:: WHAT THIS TASK INVOLVES ::
Output every line below without omitting or altering anything.

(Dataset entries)
──────────

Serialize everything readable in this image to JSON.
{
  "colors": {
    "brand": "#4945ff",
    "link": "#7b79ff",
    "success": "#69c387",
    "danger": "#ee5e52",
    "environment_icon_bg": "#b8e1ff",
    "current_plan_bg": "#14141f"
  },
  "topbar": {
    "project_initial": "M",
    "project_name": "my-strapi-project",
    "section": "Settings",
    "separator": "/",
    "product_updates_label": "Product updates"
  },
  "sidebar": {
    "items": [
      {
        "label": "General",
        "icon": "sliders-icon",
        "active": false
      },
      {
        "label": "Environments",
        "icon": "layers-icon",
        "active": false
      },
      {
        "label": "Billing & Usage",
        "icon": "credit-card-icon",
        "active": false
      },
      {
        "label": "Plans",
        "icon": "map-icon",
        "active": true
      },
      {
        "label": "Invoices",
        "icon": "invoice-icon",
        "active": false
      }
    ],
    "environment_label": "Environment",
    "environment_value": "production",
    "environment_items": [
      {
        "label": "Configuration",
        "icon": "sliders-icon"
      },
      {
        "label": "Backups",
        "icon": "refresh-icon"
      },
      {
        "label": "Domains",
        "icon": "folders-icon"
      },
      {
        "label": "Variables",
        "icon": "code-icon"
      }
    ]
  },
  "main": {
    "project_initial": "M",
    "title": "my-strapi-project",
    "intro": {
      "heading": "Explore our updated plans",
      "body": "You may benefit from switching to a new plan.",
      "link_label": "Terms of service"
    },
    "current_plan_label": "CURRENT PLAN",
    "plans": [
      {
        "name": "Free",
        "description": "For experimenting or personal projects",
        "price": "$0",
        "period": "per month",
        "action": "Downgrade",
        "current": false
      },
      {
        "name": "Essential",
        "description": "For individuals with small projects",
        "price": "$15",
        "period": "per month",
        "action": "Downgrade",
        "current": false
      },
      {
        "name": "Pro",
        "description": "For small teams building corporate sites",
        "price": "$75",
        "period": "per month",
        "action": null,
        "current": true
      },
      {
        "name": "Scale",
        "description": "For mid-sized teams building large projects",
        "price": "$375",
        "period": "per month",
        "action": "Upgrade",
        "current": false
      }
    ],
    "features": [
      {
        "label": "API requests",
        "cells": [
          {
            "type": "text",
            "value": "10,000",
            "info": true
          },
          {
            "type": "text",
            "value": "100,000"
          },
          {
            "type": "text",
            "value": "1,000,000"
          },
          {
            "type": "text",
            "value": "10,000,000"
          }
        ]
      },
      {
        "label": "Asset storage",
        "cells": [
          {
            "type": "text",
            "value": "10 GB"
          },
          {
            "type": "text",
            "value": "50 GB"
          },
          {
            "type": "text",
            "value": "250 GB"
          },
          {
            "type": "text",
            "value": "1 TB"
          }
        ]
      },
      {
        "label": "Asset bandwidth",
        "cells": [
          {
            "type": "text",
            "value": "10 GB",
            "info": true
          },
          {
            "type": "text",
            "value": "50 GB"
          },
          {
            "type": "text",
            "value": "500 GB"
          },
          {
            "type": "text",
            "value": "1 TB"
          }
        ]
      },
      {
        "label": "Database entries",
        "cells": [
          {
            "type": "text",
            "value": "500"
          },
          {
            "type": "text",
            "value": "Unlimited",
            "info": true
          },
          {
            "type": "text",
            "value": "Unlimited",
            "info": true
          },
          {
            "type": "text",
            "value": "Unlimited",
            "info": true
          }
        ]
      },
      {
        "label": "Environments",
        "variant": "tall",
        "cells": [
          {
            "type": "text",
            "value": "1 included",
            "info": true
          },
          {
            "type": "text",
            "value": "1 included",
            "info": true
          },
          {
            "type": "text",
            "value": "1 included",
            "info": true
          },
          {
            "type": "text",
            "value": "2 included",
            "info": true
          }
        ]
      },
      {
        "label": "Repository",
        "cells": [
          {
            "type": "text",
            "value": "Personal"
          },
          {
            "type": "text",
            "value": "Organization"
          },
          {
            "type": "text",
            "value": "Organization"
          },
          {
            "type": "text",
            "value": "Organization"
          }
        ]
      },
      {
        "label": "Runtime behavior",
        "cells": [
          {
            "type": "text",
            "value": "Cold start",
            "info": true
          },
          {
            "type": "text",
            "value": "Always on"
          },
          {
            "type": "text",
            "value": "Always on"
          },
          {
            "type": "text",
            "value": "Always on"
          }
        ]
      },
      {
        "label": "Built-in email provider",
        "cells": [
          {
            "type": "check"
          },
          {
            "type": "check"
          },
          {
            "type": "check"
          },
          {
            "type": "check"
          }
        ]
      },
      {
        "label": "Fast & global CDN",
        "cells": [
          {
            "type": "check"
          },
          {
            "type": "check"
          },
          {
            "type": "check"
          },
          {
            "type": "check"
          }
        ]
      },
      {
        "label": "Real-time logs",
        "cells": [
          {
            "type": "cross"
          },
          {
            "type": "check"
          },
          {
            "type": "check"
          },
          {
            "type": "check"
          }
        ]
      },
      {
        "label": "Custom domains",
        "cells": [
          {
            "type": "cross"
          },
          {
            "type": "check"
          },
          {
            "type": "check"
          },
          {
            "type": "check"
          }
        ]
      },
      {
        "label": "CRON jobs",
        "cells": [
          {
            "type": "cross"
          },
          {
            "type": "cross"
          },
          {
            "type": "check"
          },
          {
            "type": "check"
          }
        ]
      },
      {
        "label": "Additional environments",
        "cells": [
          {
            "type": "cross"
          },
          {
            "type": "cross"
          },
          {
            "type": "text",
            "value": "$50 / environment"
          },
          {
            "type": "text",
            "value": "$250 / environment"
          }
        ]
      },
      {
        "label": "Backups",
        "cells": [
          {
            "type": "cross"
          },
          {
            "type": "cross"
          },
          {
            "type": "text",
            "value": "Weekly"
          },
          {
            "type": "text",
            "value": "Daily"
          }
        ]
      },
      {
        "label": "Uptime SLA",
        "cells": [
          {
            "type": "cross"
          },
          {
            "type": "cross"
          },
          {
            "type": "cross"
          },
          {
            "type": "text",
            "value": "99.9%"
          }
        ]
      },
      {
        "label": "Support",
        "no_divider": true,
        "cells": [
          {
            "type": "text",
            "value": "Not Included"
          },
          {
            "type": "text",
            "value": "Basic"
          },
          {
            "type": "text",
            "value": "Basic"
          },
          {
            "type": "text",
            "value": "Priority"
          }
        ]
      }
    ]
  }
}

──────────

:: SOLVED PROBLEM ::
Serialize everything readable in this image to JSON.
{
  "colors": {
    "brand": "#4945ff",
    "link": "#7b79ff",
    "success": "#69c387",
    "danger": "#ee5e52",
    "environment_icon_bg": "#b8e1ff",
    "current_plan_bg": "#14141f"
  },
  "topbar": {
    "project_initial": "M",
    "project_name": "my-strapi-project",
    "section": "Settings",
    "separator": "/",
    "product_updates_label": "Product updates"
  },
  "sidebar": {
    "items": [
      {
        "label": "General",
        "icon": "sliders-icon",
        "active": false
      },
      {
        "label": "Environments",
        "icon": "layers-icon",
        "active": false
      },
      {
        "label": "Billing & Usage",
        "icon": "credit-card-icon",
        "active": false
      },
      {
        "label": "Plans",
        "icon": "map-icon",
        "active": true
      },
      {
        "label": "Invoices",
        "icon": "invoice-icon",
        "active": false
      }
    ],
    "environment_label": "Environment",
    "environment_value": "production",
    "environment_items": [
      {
        "label": "Configuration",
        "icon": "sliders-icon"
      },
      {
        "label": "Backups",
        "icon": "refresh-icon"
      },
      {
        "label": "Domains",
        "icon": "folders-icon"
      },
      {
        "label": "Variables",
        "icon": "code-icon"
      }
    ]
  },
  "main": {
    "project_initial": "M",
    "title": "my-strapi-project",
    "intro": {
      "heading": "Explore our updated plans",
      "body": "You may benefit from switching to a new plan.",
      "link_label": "Terms of service"
    },
    "current_plan_label": "CURRENT PLAN",
    "plans": [
      {
        "name": "Free",
        "description": "For experimenting or personal projects",
        "price": "$0",
        "period": "per month",
        "action": "Downgrade",
        "current": false
      },
      {
        "name": "Essential",
        "description": "For individuals with small projects",
        "price": "$15",
        "period": "per month",
        "action": "Downgrade",
        "current": false
      },
      {
        "name": "Pro",
        "description": "For small teams building corporate sites",
        "price": "$75",
        "period": "per month",
        "action": null,
        "current": true
      },
      {
        "name": "Scale",
        "description": "For mid-sized teams building large projects",
        "price": "$375",
        "period": "per month",
        "action": "Upgrade",
        "current": false
      }
    ],
    "features": [
      {
        "label": "API requests",
        "cells": [
          {
            "type": "text",
            "value": "10,000",
            "info": true
          },
          {
            "type": "text",
            "value": "100,000"
          },
          {
            "type": "text",
            "value": "1,000,000"
          },
          {
            "type": "text",
            "value": "10,000,000"
          }
        ]
      },
      {
        "label": "Asset storage",
        "cells": [
          {
            "type": "text",
            "value": "10 GB"
          },
          {
            "type": "text",
            "value": "50 GB"
          },
          {
            "type": "text",
            "value": "250 GB"
          },
          {
            "type": "text",
            "value": "1 TB"
          }
        ]
      },
      {
        "label": "Asset bandwidth",
        "cells": [
          {
            "type": "text",
            "value": "10 GB",
            "info": true
          },
          {
            "type": "text",
            "value": "50 GB"
          },
          {
            "type": "text",
            "value": "500 GB"
          },
          {
            "type": "text",
            "value": "1 TB"
          }
        ]
      },
      {
        "label": "Database entries",
        "cells": [
          {
            "type": "text",
            "value": "500"
          },
          {
            "type": "text",
            "value": "Unlimited",
            "info": true
          },
          {
            "type": "text",
            "value": "Unlimited",
            "info": true
          },
          {
            "type": "text",
            "value": "Unlimited",
            "info": true
          }
        ]
      },
      {
        "label": "Environments",
        "variant": "tall",
        "cells": [
          {
            "type": "text",
            "value": "1 included",
            "info": true
          },
          {
            "type": "text",
            "value": "1 included",
            "info": true
          },
          {
            "type": "text",
            "value": "1 included",
            "info": true
          },
          {
            "type": "text",
            "value": "2 included",
            "info": true
          }
        ]
      },
      {
        "label": "Repository",
        "cells": [
          {
            "type": "text",
            "value": "Personal"
          },
          {
            "type": "text",
            "value": "Organization"
          },
          {
            "type": "text",
            "value": "Organization"
          },
          {
            "type": "text",
            "value": "Organization"
          }
        ]
      },
      {
        "label": "Runtime behavior",
        "cells": [
          {
            "type": "text",
            "value": "Cold start",
            "info": true
          },
          {
            "type": "text",
            "value": "Always on"
          },
          {
            "type": "text",
            "value": "Always on"
          },
          {
            "type": "text",
            "value": "Always on"
          }
        ]
      },
      {
        "label": "Built-in email provider",
        "cells": [
          {
            "type": "check"
          },
          {
            "type": "check"
          },
          {
            "type": "check"
          },
          {
            "type": "check"
          }
        ]
      },
      {
        "label": "Fast & global CDN",
        "cells": [
          {
            "type": "check"
          },
          {
            "type": "check"
          },
          {
            "type": "check"
          },
          {
            "type": "check"
          }
        ]
      },
      {
        "label": "Real-time logs",
        "cells": [
          {
            "type": "cross"
          },
          {
            "type": "check"
          },
          {
            "type": "check"
          },
          {
            "type": "check"
          }
        ]
      },
      {
        "label": "Custom domains",
        "cells": [
          {
            "type": "cross"
          },
          {
            "type": "check"
          },
          {
            "type": "check"
          },
          {
            "type": "check"
          }
        ]
      },
      {
        "label": "CRON jobs",
        "cells": [
          {
            "type": "cross"
          },
          {
            "type": "cross"
          },
          {
            "type": "check"
          },
          {
            "type": "check"
          }
        ]
      },
      {
        "label": "Additional environments",
        "cells": [
          {
            "type": "cross"
          },
          {
            "type": "cross"
          },
          {
            "type": "text",
            "value": "$50 / environment"
          },
          {
            "type": "text",
            "value": "$250 / environment"
          }
        ]
      },
      {
        "label": "Backups",
        "cells": [
          {
            "type": "cross"
          },
          {
            "type": "cross"
          },
          {
            "type": "text",
            "value": "Weekly"
          },
          {
            "type": "text",
            "value": "Daily"
          }
        ]
      },
      {
        "label": "Uptime SLA",
        "cells": [
          {
            "type": "cross"
          },
          {
            "type": "cross"
          },
          {
            "type": "cross"
          },
          {
            "type": "text",
            "value": "99.9%"
          }
        ]
      },
      {
        "label": "Support",
        "no_divider": true,
        "cells": [
          {
            "type": "text",
            "value": "Not Included"
          },
          {
            "type": "text",
            "value": "Basic"
          },
          {
            "type": "text",
            "value": "Basic"
          },
          {
            "type": "text",
            "value": "Priority"
          }
        ]
      }
    ]
  }
}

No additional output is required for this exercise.